Records contained in a dataset =

****

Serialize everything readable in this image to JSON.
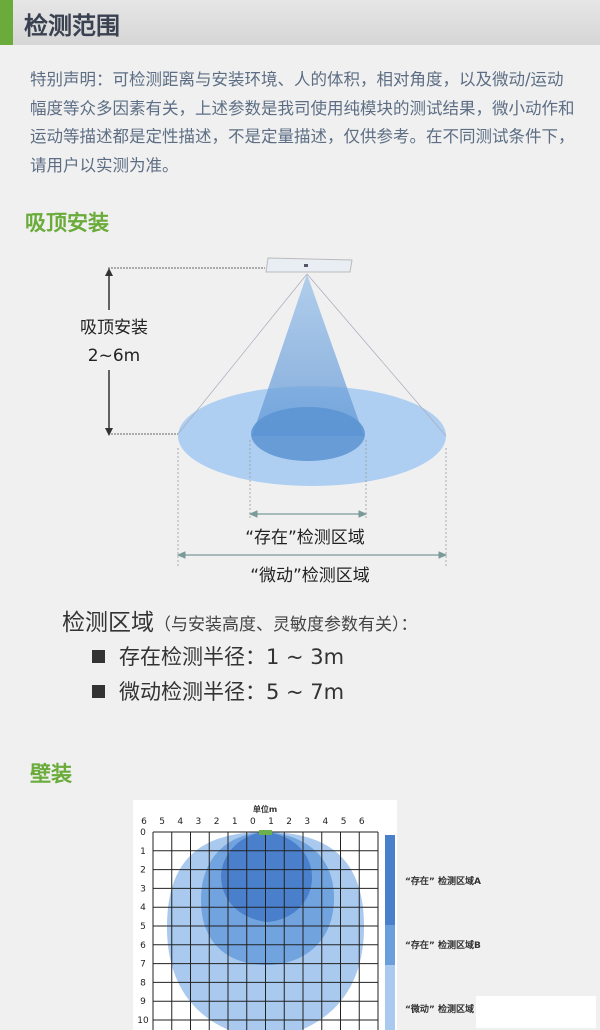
{
  "header": {
    "title": "检测范围"
  },
  "notice": "特别声明：可检测距离与安装环境、人的体积，相对角度，以及微动/运动幅度等众多因素有关，上述参数是我司使用纯模块的测试结果，微小动作和运动等描述都是定性描述，不是定量描述，仅供参考。在不同测试条件下，请用户以实测为准。",
  "ceiling": {
    "heading": "吸顶安装",
    "height_label": "吸顶安装",
    "height_value": "2~6m",
    "presence_label": "“存在”检测区域",
    "motion_label": "“微动”检测区域"
  },
  "zones": {
    "title": "检测区域",
    "note": "（与安装高度、灵敏度参数有关）：",
    "items": [
      "存在检测半径：1 ~ 3m",
      "微动检测半径：5 ~ 7m"
    ]
  },
  "wall": {
    "heading": "壁装",
    "unit": "单位m",
    "x_ticks": [
      "6",
      "5",
      "4",
      "3",
      "2",
      "1",
      "0",
      "1",
      "2",
      "3",
      "4",
      "5",
      "6"
    ],
    "y_ticks": [
      "0",
      "1",
      "2",
      "3",
      "4",
      "5",
      "6",
      "7",
      "8",
      "9",
      "10"
    ],
    "legend": [
      "“存在” 检测区域A",
      "“存在” 检测区域B",
      "“微动” 检测区域"
    ],
    "colors": {
      "A": "#4a7fcc",
      "B": "#6a9fdc",
      "C": "#a9c9ef"
    }
  }
}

****

Job = Each record above is to be restated exactly, with its pictures removed from the copy.

The completed task =
Serialize everything readable in this image to JSON.
{
  "header": {
    "title": "检测范围"
  },
  "notice": "特别声明：可检测距离与安装环境、人的体积，相对角度，以及微动/运动幅度等众多因素有关，上述参数是我司使用纯模块的测试结果，微小动作和运动等描述都是定性描述，不是定量描述，仅供参考。在不同测试条件下，请用户以实测为准。",
  "ceiling": {
    "heading": "吸顶安装",
    "height_label": "吸顶安装",
    "height_value": "2~6m",
    "presence_label": "“存在”检测区域",
    "motion_label": "“微动”检测区域"
  },
  "zones": {
    "title": "检测区域",
    "note": "（与安装高度、灵敏度参数有关）：",
    "items": [
      "存在检测半径：1 ~ 3m",
      "微动检测半径：5 ~ 7m"
    ]
  },
  "wall": {
    "heading": "壁装",
    "unit": "单位m",
    "x_ticks": [
      "6",
      "5",
      "4",
      "3",
      "2",
      "1",
      "0",
      "1",
      "2",
      "3",
      "4",
      "5",
      "6"
    ],
    "y_ticks": [
      "0",
      "1",
      "2",
      "3",
      "4",
      "5",
      "6",
      "7",
      "8",
      "9",
      "10"
    ],
    "legend": [
      "“存在” 检测区域A",
      "“存在” 检测区域B",
      "“微动” 检测区域"
    ],
    "colors": {
      "A": "#4a7fcc",
      "B": "#6a9fdc",
      "C": "#a9c9ef"
    }
  }
}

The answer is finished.